Information supplied:
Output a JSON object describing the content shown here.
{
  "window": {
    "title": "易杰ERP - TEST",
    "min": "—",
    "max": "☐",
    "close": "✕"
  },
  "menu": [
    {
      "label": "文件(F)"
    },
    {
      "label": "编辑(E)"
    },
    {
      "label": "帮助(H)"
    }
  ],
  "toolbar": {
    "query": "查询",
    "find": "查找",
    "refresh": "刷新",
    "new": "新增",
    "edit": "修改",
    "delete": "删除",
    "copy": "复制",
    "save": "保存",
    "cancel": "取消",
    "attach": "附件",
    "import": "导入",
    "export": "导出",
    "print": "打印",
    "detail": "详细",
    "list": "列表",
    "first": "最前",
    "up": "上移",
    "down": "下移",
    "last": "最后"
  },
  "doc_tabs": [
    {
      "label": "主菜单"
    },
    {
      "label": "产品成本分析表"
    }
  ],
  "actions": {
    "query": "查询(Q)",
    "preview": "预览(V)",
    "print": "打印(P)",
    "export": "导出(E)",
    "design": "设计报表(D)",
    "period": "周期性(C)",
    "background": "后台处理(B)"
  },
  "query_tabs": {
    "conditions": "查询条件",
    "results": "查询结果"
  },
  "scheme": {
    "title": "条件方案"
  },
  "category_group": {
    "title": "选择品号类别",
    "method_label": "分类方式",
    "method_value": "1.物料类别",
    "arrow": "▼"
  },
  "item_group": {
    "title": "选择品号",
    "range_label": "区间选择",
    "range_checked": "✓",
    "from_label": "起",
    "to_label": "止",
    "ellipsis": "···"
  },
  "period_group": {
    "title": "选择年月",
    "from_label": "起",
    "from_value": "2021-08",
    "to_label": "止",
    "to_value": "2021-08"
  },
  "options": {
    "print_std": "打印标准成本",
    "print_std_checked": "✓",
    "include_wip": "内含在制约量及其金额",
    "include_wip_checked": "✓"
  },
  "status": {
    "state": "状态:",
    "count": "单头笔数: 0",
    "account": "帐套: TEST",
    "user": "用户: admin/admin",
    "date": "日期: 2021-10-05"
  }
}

Directions for this task: All of the data must be returned exactly.

Response to the exercise:
Output a JSON object describing the content shown here.
{
  "window": {
    "title": "易杰ERP - TEST",
    "min": "—",
    "max": "☐",
    "close": "✕"
  },
  "menu": [
    {
      "label": "文件(F)"
    },
    {
      "label": "编辑(E)"
    },
    {
      "label": "帮助(H)"
    }
  ],
  "toolbar": {
    "query": "查询",
    "find": "查找",
    "refresh": "刷新",
    "new": "新增",
    "edit": "修改",
    "delete": "删除",
    "copy": "复制",
    "save": "保存",
    "cancel": "取消",
    "attach": "附件",
    "import": "导入",
    "export": "导出",
    "print": "打印",
    "detail": "详细",
    "list": "列表",
    "first": "最前",
    "up": "上移",
    "down": "下移",
    "last": "最后"
  },
  "doc_tabs": [
    {
      "label": "主菜单"
    },
    {
      "label": "产品成本分析表"
    }
  ],
  "actions": {
    "query": "查询(Q)",
    "preview": "预览(V)",
    "print": "打印(P)",
    "export": "导出(E)",
    "design": "设计报表(D)",
    "period": "周期性(C)",
    "background": "后台处理(B)"
  },
  "query_tabs": {
    "conditions": "查询条件",
    "results": "查询结果"
  },
  "scheme": {
    "title": "条件方案"
  },
  "category_group": {
    "title": "选择品号类别",
    "method_label": "分类方式",
    "method_value": "1.物料类别",
    "arrow": "▼"
  },
  "item_group": {
    "title": "选择品号",
    "range_label": "区间选择",
    "range_checked": "✓",
    "from_label": "起",
    "to_label": "止",
    "ellipsis": "···"
  },
  "period_group": {
    "title": "选择年月",
    "from_label": "起",
    "from_value": "2021-08",
    "to_label": "止",
    "to_value": "2021-08"
  },
  "options": {
    "print_std": "打印标准成本",
    "print_std_checked": "✓",
    "include_wip": "内含在制约量及其金额",
    "include_wip_checked": "✓"
  },
  "status": {
    "state": "状态:",
    "count": "单头笔数: 0",
    "account": "帐套: TEST",
    "user": "用户: admin/admin",
    "date": "日期: 2021-10-05"
  }
}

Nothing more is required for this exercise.